> **CHALLENGE**
Extract each line of the data and write it out again exactly.

= = = =

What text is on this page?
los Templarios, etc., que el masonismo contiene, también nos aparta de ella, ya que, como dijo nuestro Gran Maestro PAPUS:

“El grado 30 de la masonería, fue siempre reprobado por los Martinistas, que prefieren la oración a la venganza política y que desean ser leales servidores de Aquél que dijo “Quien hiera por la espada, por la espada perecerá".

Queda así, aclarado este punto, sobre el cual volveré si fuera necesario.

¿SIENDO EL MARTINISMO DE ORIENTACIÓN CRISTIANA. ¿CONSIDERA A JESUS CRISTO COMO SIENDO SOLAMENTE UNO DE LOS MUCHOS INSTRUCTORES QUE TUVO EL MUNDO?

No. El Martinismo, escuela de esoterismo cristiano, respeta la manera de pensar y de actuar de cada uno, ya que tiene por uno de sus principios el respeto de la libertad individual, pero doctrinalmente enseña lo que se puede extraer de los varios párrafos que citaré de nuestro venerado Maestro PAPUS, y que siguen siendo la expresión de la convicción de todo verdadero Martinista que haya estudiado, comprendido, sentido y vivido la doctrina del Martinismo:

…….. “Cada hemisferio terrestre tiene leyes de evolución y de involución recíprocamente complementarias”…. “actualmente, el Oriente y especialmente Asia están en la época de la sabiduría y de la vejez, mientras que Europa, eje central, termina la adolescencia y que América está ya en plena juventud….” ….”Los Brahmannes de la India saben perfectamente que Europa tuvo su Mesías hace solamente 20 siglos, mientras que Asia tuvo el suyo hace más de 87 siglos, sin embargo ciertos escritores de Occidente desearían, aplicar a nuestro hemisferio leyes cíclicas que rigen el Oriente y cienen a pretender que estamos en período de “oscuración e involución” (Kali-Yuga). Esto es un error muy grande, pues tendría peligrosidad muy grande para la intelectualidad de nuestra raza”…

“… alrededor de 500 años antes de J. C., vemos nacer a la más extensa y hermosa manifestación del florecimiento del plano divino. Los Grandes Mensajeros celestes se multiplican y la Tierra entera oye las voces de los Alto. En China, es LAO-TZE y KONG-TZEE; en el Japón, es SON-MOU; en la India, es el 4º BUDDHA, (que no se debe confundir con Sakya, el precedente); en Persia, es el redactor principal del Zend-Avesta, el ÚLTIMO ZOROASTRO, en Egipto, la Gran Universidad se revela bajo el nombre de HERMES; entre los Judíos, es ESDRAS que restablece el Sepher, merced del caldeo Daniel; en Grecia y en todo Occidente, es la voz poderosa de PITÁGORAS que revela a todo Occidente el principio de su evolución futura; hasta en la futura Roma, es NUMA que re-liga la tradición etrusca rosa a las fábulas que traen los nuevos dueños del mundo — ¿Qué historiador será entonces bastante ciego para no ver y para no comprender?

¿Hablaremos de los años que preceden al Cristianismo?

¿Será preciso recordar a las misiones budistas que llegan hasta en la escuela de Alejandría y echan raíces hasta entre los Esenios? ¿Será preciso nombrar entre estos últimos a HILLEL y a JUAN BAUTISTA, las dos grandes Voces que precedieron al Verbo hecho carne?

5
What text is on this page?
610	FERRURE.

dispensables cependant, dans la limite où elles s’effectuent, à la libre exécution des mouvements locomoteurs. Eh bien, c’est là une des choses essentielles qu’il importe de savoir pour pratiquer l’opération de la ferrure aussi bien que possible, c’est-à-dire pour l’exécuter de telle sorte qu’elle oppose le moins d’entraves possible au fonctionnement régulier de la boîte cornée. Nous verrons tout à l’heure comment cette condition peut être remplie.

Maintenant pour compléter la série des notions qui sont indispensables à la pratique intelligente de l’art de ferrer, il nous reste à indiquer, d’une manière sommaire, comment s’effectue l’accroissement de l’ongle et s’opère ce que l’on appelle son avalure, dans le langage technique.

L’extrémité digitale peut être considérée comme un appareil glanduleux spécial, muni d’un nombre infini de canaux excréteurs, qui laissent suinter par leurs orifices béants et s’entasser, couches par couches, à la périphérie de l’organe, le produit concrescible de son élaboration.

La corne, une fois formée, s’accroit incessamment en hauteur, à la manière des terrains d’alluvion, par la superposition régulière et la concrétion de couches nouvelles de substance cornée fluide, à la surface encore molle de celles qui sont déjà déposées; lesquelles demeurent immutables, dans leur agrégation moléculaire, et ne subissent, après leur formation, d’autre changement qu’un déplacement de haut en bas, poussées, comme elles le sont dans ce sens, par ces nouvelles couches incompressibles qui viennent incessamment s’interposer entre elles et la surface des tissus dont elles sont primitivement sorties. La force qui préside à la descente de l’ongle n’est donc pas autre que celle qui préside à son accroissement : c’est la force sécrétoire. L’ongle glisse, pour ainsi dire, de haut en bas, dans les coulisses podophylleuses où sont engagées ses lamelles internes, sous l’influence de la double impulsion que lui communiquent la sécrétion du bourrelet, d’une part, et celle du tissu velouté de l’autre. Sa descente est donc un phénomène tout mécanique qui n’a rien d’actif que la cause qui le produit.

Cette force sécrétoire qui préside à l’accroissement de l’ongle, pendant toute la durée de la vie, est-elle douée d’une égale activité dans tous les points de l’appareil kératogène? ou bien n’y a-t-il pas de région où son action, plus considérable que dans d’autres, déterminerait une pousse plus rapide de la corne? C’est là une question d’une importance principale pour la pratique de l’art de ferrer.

= = = =

> **SOLUTION FOR THIS TASK**
What text is on this page?
los Templarios, etc., que el masonismo contiene, también nos aparta de ella, ya que, como dijo nuestro Gran Maestro PAPUS:

“El grado 30 de la masonería, fue siempre reprobado por los Martinistas, que prefieren la oración a la venganza política y que desean ser leales servidores de Aquél que dijo “Quien hiera por la espada, por la espada perecerá".

Queda así, aclarado este punto, sobre el cual volveré si fuera necesario.

¿SIENDO EL MARTINISMO DE ORIENTACIÓN CRISTIANA. ¿CONSIDERA A JESUS CRISTO COMO SIENDO SOLAMENTE UNO DE LOS MUCHOS INSTRUCTORES QUE TUVO EL MUNDO?

No. El Martinismo, escuela de esoterismo cristiano, respeta la manera de pensar y de actuar de cada uno, ya que tiene por uno de sus principios el respeto de la libertad individual, pero doctrinalmente enseña lo que se puede extraer de los varios párrafos que citaré de nuestro venerado Maestro PAPUS, y que siguen siendo la expresión de la convicción de todo verdadero Martinista que haya estudiado, comprendido, sentido y vivido la doctrina del Martinismo:

…….. “Cada hemisferio terrestre tiene leyes de evolución y de involución recíprocamente complementarias”…. “actualmente, el Oriente y especialmente Asia están en la época de la sabiduría y de la vejez, mientras que Europa, eje central, termina la adolescencia y que América está ya en plena juventud….” ….”Los Brahmannes de la India saben perfectamente que Europa tuvo su Mesías hace solamente 20 siglos, mientras que Asia tuvo el suyo hace más de 87 siglos, sin embargo ciertos escritores de Occidente desearían, aplicar a nuestro hemisferio leyes cíclicas que rigen el Oriente y cienen a pretender que estamos en período de “oscuración e involución” (Kali-Yuga). Esto es un error muy grande, pues tendría peligrosidad muy grande para la intelectualidad de nuestra raza”…

“… alrededor de 500 años antes de J. C., vemos nacer a la más extensa y hermosa manifestación del florecimiento del plano divino. Los Grandes Mensajeros celestes se multiplican y la Tierra entera oye las voces de los Alto. En China, es LAO-TZE y KONG-TZEE; en el Japón, es SON-MOU; en la India, es el 4º BUDDHA, (que no se debe confundir con Sakya, el precedente); en Persia, es el redactor principal del Zend-Avesta, el ÚLTIMO ZOROASTRO, en Egipto, la Gran Universidad se revela bajo el nombre de HERMES; entre los Judíos, es ESDRAS que restablece el Sepher, merced del caldeo Daniel; en Grecia y en todo Occidente, es la voz poderosa de PITÁGORAS que revela a todo Occidente el principio de su evolución futura; hasta en la futura Roma, es NUMA que re-liga la tradición etrusca rosa a las fábulas que traen los nuevos dueños del mundo — ¿Qué historiador será entonces bastante ciego para no ver y para no comprender?

¿Hablaremos de los años que preceden al Cristianismo?

¿Será preciso recordar a las misiones budistas que llegan hasta en la escuela de Alejandría y echan raíces hasta entre los Esenios? ¿Será preciso nombrar entre estos últimos a HILLEL y a JUAN BAUTISTA, las dos grandes Voces que precedieron al Verbo hecho carne?

5
What text is on this page?
610	FERRURE.

dispensables cependant, dans la limite où elles s’effectuent, à la libre exécution des mouvements locomoteurs. Eh bien, c’est là une des choses essentielles qu’il importe de savoir pour pratiquer l’opération de la ferrure aussi bien que possible, c’est-à-dire pour l’exécuter de telle sorte qu’elle oppose le moins d’entraves possible au fonctionnement régulier de la boîte cornée. Nous verrons tout à l’heure comment cette condition peut être remplie.

Maintenant pour compléter la série des notions qui sont indispensables à la pratique intelligente de l’art de ferrer, il nous reste à indiquer, d’une manière sommaire, comment s’effectue l’accroissement de l’ongle et s’opère ce que l’on appelle son avalure, dans le langage technique.

L’extrémité digitale peut être considérée comme un appareil glanduleux spécial, muni d’un nombre infini de canaux excréteurs, qui laissent suinter par leurs orifices béants et s’entasser, couches par couches, à la périphérie de l’organe, le produit concrescible de son élaboration.

La corne, une fois formée, s’accroit incessamment en hauteur, à la manière des terrains d’alluvion, par la superposition régulière et la concrétion de couches nouvelles de substance cornée fluide, à la surface encore molle de celles qui sont déjà déposées; lesquelles demeurent immutables, dans leur agrégation moléculaire, et ne subissent, après leur formation, d’autre changement qu’un déplacement de haut en bas, poussées, comme elles le sont dans ce sens, par ces nouvelles couches incompressibles qui viennent incessamment s’interposer entre elles et la surface des tissus dont elles sont primitivement sorties. La force qui préside à la descente de l’ongle n’est donc pas autre que celle qui préside à son accroissement : c’est la force sécrétoire. L’ongle glisse, pour ainsi dire, de haut en bas, dans les coulisses podophylleuses où sont engagées ses lamelles internes, sous l’influence de la double impulsion que lui communiquent la sécrétion du bourrelet, d’une part, et celle du tissu velouté de l’autre. Sa descente est donc un phénomène tout mécanique qui n’a rien d’actif que la cause qui le produit.

Cette force sécrétoire qui préside à l’accroissement de l’ongle, pendant toute la durée de la vie, est-elle douée d’une égale activité dans tous les points de l’appareil kératogène? ou bien n’y a-t-il pas de région où son action, plus considérable que dans d’autres, déterminerait une pousse plus rapide de la corne? C’est là une question d’une importance principale pour la pratique de l’art de ferrer.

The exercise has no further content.